#### Problem to solve:
From the entries below, copy every line that holds the word "structured".

★ ★ ★ ★

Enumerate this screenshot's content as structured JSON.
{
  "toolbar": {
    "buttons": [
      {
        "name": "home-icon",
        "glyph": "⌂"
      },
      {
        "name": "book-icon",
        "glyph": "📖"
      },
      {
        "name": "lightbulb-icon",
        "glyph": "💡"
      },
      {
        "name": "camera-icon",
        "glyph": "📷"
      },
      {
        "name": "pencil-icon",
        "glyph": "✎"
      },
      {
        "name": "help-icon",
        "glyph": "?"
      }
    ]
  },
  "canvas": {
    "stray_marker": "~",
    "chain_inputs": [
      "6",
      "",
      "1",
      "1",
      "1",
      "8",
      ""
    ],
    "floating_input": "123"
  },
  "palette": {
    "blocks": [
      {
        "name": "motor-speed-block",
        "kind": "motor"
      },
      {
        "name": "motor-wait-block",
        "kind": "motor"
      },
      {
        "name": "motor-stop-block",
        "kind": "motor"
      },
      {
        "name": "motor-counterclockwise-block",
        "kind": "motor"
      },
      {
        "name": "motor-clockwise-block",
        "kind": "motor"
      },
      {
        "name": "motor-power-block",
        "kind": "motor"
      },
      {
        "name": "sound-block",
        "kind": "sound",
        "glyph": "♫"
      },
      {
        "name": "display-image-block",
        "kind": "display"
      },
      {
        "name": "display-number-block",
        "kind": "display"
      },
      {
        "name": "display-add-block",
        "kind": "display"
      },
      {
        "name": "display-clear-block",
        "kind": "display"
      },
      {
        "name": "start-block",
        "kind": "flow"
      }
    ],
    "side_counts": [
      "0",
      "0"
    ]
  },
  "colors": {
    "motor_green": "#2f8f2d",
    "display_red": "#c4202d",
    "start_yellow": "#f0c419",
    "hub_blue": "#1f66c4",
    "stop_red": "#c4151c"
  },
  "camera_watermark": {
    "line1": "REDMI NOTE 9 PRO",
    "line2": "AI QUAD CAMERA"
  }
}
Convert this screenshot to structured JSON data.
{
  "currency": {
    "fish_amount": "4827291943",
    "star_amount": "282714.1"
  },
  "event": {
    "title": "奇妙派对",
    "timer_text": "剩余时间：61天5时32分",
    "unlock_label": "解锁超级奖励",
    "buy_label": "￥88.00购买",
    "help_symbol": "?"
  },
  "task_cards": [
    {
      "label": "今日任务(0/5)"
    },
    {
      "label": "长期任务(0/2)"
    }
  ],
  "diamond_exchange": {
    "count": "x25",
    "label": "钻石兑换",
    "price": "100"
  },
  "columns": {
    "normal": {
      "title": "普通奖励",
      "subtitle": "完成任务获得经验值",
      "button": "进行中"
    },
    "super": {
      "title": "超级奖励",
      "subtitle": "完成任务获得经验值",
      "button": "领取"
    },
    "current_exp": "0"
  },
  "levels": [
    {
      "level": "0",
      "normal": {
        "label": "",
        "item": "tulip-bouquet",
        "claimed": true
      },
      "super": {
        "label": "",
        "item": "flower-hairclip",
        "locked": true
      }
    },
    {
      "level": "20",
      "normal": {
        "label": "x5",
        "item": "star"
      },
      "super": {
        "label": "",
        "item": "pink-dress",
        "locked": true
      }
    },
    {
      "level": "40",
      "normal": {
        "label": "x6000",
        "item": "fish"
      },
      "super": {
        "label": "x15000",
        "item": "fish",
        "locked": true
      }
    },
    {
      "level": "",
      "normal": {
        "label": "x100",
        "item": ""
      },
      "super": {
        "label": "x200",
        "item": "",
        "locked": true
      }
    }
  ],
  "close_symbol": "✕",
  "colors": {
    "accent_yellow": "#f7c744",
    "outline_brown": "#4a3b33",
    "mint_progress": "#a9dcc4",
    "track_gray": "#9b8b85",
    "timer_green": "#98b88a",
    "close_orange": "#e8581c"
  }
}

★ ★ ★ ★

#### Reply to the task:
Enumerate this screenshot's content as structured JSON.
Convert this screenshot to structured JSON data.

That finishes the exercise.